• _ДАННЫЙ ОТРЫВОК_:
━━━━━━━━━━━━━━━━

Я вам скажу, это огромное новаторство для международного права! В международном праве есть развернутое определение терроризма как акции с политическими целями, чтобы устрашить общество или правительство. Конвенция Совета Европы прошла все экспертизы по соблюдениям прав человека — это тоже дорогого стоит. Если эти статьи будут имплементированы в законодательства других стран, то это позволит вполне эффективно бороться с этим явлением. И в России это трансформировано в наше законодательство, и новые законы по борьбе с терроризмом включают выписанную статью.
— Скажите, во время вашей работы в департаменте каким-то образом, хотя бы косвенно, Крым где-то всплывал — скажем, в связи с угрозой терроризма, наркотрафика или еще чего?
— Я, наверно, раскрою какую-то служебную тайну: нет, не всплывал. Просто потому, что были другие приоритеты: сначала Чечня и Кавказ, потом Афганистан; после сентября 2001 — в каких-то вариантах Ирак, северная Африка; потом были европейские всплески — крупные теракты в Мадриде, Лондоне, московские события…
— Меня это как крымчанку, честно говоря, радует. Крым пока большие беды обходили стороной. Пусть и дальше так будет…
— Нам рассказывают, что НАТО — миролюбивая структура, которая создана чуть ли не исключительно для того, чтобы бороться с терроризмом и наркотрафиком. Ну теперь и с пиратством. А насколько НАТО помогало вам в практической работе именно в борьбе с этими угрозами?
— Подчеркну, что я могу говорить только о том времени, когда я там работал. Я уже не профессионал в этом: прошло несколько месяцев, многое могло за это время измениться. Но если говорить в целом, то между Россией и НАТО были и остались напряженность и недопонимание. Рассуждения о том, что это политический миролюбивый блок… ну нет! Это блок военно-политический, он им был и им останется. И его действия по отношению к России с вступлением новых членов — это совершенно искусственно создаваемая напряженность. Приближение военной структуры к нашим границам, вероятность появления возле нас ПРО — это не добавляет спокойствия не только в политических кругах, но и в общественном сознании. Говорить, что это миролюбивый блок, который занимается лишь продвижением демократии, — давайте это все же ставить в кавычки.

━━━━━━━━━━━━━━━━

• _ЧТО СДЕЛАТЬ_:
1. Ответьте по интервью о борьбе с терроризмом:
(a) Как, согласно отрывку, терроризм определяется в международном праве?
(b) Какие приоритеты отвечающий называет первыми, до Афганистана?
(c) Каким блоком он считает НАТО?
2. Напишите продолжение интервью о терроризме и НАТО, начиная сразу после его последней фразы.

━━━━━━━━━━━━━━━━

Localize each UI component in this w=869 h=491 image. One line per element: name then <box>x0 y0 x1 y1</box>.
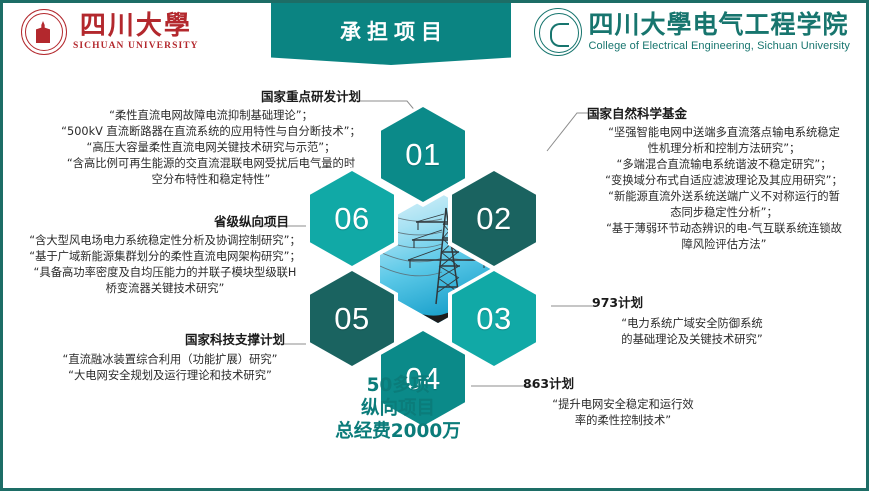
block-title-provincial: 省级纵向项目 <box>21 214 309 230</box>
body-line: “含大型风电场电力系统稳定性分析及协调控制研究”； <box>21 233 309 249</box>
banner-title: 承担项目 <box>334 16 448 46</box>
college-logo: 四川大學电气工程学院 College of Electrical Enginee… <box>534 8 851 56</box>
body-line: 障风险评估方法” <box>587 237 861 253</box>
university-name-en: SICHUAN UNIVERSITY <box>73 41 199 51</box>
body-line: “变换域分布式自适应滤波理论及其应用研究”； <box>587 173 861 189</box>
body-line: 的基础理论及关键技术研究” <box>592 332 792 348</box>
hexagon-03-number: 03 <box>476 301 511 337</box>
college-seal-icon <box>534 8 582 56</box>
block-title-973: 973计划 <box>592 295 792 311</box>
summary-line-3: 总经费2000万 <box>303 420 493 443</box>
block-title-nsfc: 国家自然科学基金 <box>587 106 861 122</box>
block-body-tech-support: “直流融冰装置综合利用（功能扩展）研究” “大电网安全规划及运行理论和技术研究” <box>31 352 309 384</box>
hexagon-cluster: 01 02 03 04 05 06 <box>303 103 573 413</box>
college-name-en: College of Electrical Engineering, Sichu… <box>589 40 851 52</box>
body-line: “多端混合直流输电系统谐波不稳定研究”； <box>587 157 861 173</box>
text-block-tech-support: 国家科技支撑计划 “直流融冰装置综合利用（功能扩展）研究” “大电网安全规划及运… <box>31 332 309 384</box>
body-line: 率的柔性控制技术” <box>523 413 723 429</box>
hexagon-02-number: 02 <box>476 201 511 237</box>
text-block-provincial: 省级纵向项目 “含大型风电场电力系统稳定性分析及协调控制研究”； “基于广域新能… <box>21 214 309 297</box>
hexagon-01-number: 01 <box>405 137 440 173</box>
block-title-tech-support: 国家科技支撑计划 <box>31 332 309 348</box>
body-line: “直流融冰装置综合利用（功能扩展）研究” <box>31 352 309 368</box>
body-line: 桥变流器关键技术研究” <box>21 281 309 297</box>
body-line: “具备高功率密度及自均压能力的并联子模块型级联H <box>21 265 309 281</box>
block-body-nsfc: “坚强智能电网中送端多直流落点输电系统稳定 性机理分析和控制方法研究”； “多端… <box>587 125 861 253</box>
body-line: “大电网安全规划及运行理论和技术研究” <box>31 368 309 384</box>
hexagon-05-number: 05 <box>334 301 369 337</box>
body-line: 态同步稳定性分析”； <box>587 205 861 221</box>
body-line: “基于薄弱环节动态辨识的电-气互联系统连锁故 <box>587 221 861 237</box>
summary-text: 50多项 纵向项目 总经费2000万 <box>303 374 493 443</box>
sichuan-university-seal-icon <box>21 9 67 55</box>
slide-root: 承担项目 四川大學 SICHUAN UNIVERSITY 四川大學电气工程学院 … <box>0 0 869 491</box>
hexagon-06-number: 06 <box>334 201 369 237</box>
block-body-provincial: “含大型风电场电力系统稳定性分析及协调控制研究”； “基于广域新能源集群划分的柔… <box>21 233 309 297</box>
body-line: “新能源直流外送系统送端广义不对称运行的暂 <box>587 189 861 205</box>
block-body-973: “电力系统广域安全防御系统 的基础理论及关键技术研究” <box>592 316 792 348</box>
summary-line-2: 纵向项目 <box>303 397 493 420</box>
text-block-nsfc: 国家自然科学基金 “坚强智能电网中送端多直流落点输电系统稳定 性机理分析和控制方… <box>587 106 861 254</box>
section-banner: 承担项目 <box>271 3 511 65</box>
body-line: 性机理分析和控制方法研究”； <box>587 141 861 157</box>
sichuan-university-logo: 四川大學 SICHUAN UNIVERSITY <box>21 9 199 55</box>
body-line: “电力系统广域安全防御系统 <box>592 316 792 332</box>
university-name-cn: 四川大學 <box>80 13 192 40</box>
college-name-cn: 四川大學电气工程学院 <box>589 12 851 39</box>
body-line: “基于广域新能源集群划分的柔性直流电网架构研究”； <box>21 249 309 265</box>
text-block-973: 973计划 “电力系统广域安全防御系统 的基础理论及关键技术研究” <box>592 295 792 348</box>
summary-line-1: 50多项 <box>303 374 493 397</box>
body-line: “坚强智能电网中送端多直流落点输电系统稳定 <box>587 125 861 141</box>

━━━━━━━━━━━━━━━━

• _ОТВЕТЫ К ЗАДАНИЯМ_:
1.
(a) Как акция с политическими целями, чтобы устрашить общество или правительство.
(b) Чечню и Кавказ.
(c) Военно-политическим.

2.
Другое дело, когда есть общие угрозы, а они очевидны: те же терроризм, наркотрафик, Афганистан, пиратство. Обе стороны — НАТО и Россия — идут к взаимодействию, в том числе и в закрытом режиме, про который ни вы, ни, слава богу, теперь я ничего не знаем. И эффективность этого взаимодействия, поверьте, достаточна, потому что идет обмен информацией и выработка позиций на конкретные действия, в том числе и в Афганистане на действия наркобаронов, которые поставляют наркотики. Про Крым не буду говорить, а вот в России, куда наркотики идут гигантскими объемами, умирает большое количество молодежи, для нас это очень важно. Поэтому и создан формат — Совет Россия — НАТО, вырабатываются серьезные программы сотрудничества.
НАТО России помогает, как и Россия помогает НАТО. И за это они благодарны нам, а мы — им. Это тот пласт, который не ставится под сомнение при любом обострении дискуссии, например, по той же ПРО. Этот пласт общей угрозы, может, не так понимается политиками или даже общественным мнением в России и в НАТО, но это очень ценится профессионалами, которые знают: этот караван наркотиков не должен дойти туда-то. Когда проходит информация, что он идет каким-то маршрутом, эта система срабатывает, и таким образом спасаются тысячи жизней в России или в Европе, куда идет этот караван. И это замечательно.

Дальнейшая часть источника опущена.